=== Page text ===
begin
Why our damage was limited

LOS ANGELES TIMES

The Nisqually Earthquake demonstrated again to scientists just how the quake menace in the Northwest often differs from that in California.

Six times since 1939, quakes ranging from magnitude 5.8 to 7.1 have shaken western Washington within 40 miles of last month's epicenter near Olympia. Yet none of them has caused near the damage or deaths of several quakes during the same period in California.

Although Washington has retrofitted its buildings, that was not the primary reason for the comparatively minimal damage from the Feb. 28 quake, seismology experts said. The main factor, they said, was the depth of the temblor.

All six Washington quakes have occurred on a subducting slab of the Juan de Fuca tectonic plate, according to reports in recent weeks by scientists at the University of Washington, the U.S. Geological Survey and the Earthquake Engineering Research Institute.

A subducting slab results from an oceanic plate, over millions of years, "diving" -- at about the speed your fingernails grow -- under a continental plate. In Washington state, the 60-mile-thick Juan de Fuca plate is diving under the North American continental plate, which runs 30 to 90 miles under the surface.

Periodically, this process generates earthquakes along its upper edge and eventually, 100 miles inland, volcanic eruptions in the Cascade range.

The quakes generally occur in the top three miles of crust of the subducting slab, according to Seth Stein, a subduction expert and geophysicist at Northwestern University.

But because the subduction zone is so deep, much of the energy they generate is dissipated underground before it can do major damage at the Earth's surface.
end
=== Your task ===
Decide whether each statement agrees with the article on the Nisqually Earthquake, answering yes or no and quoting the words of the article that settle it: (a) Retrofitting buildings was the main reason the Feb. 28 quake caused little damage. (b) The Juan de Fuca plate is 60 miles thick. (c) The six western Washington quakes since 1939 caused more damage than several California quakes of the same period.

=== Available data ===
begin
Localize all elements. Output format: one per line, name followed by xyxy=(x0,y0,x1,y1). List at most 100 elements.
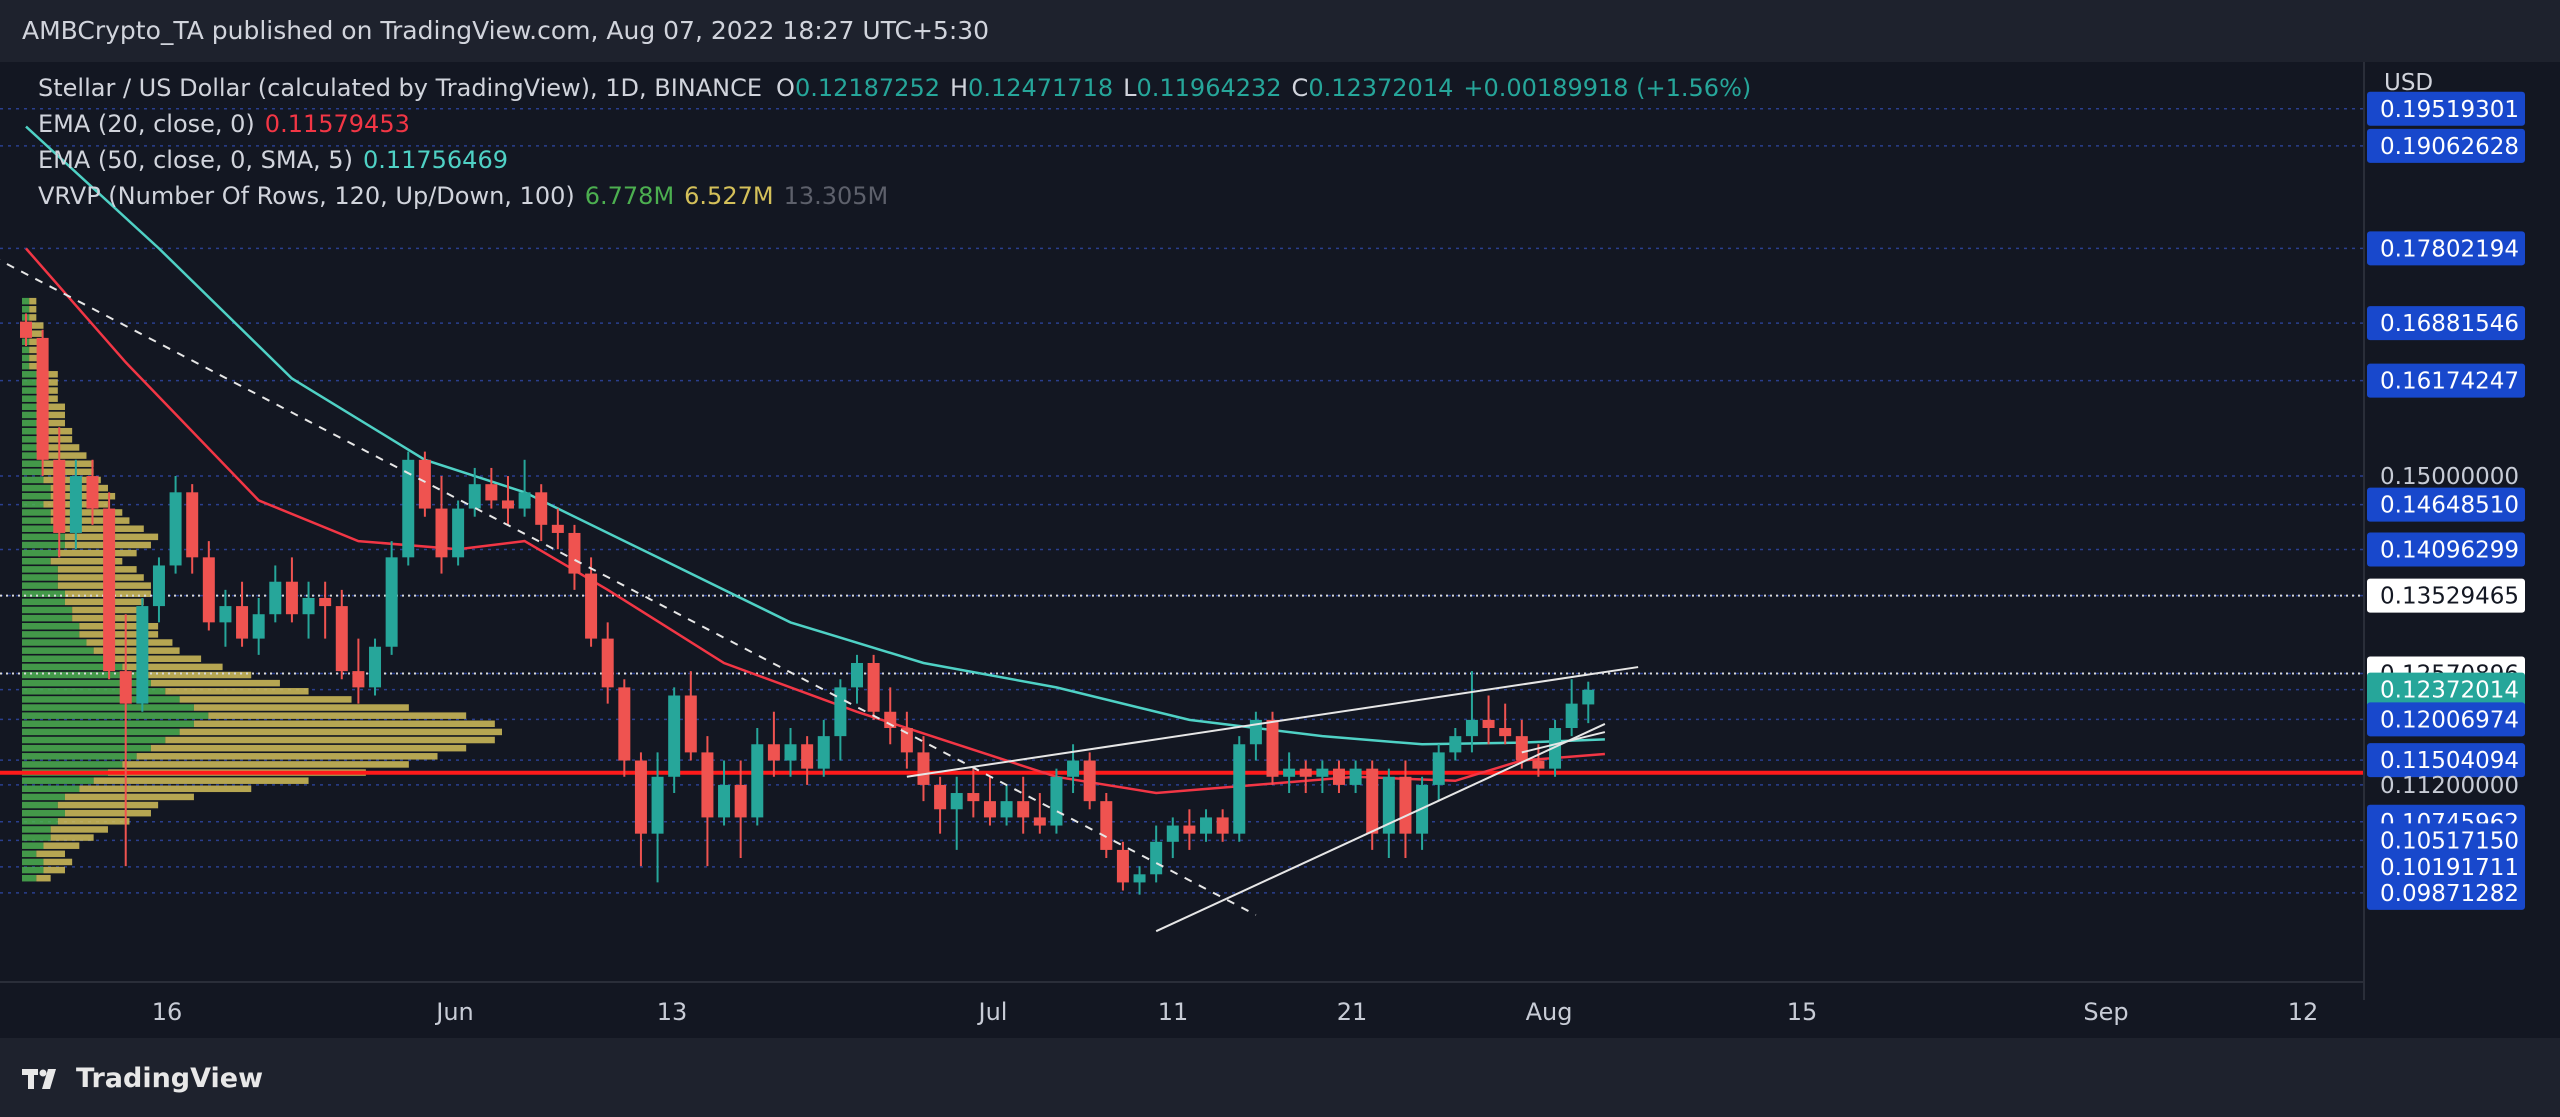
end
=== Result for this exercise ===
(a) No: "Although Washington has retrofitted its buildings, that was not the primary reason for the comparatively minimal damage from the Feb. 28 quake" and "The main factor, they said, was the depth of the temblor."
(b) Yes: "the 60-mile-thick Juan de Fuca plate"
(c) No: "Yet none of them has caused near the damage or deaths of several quakes during the same period in California."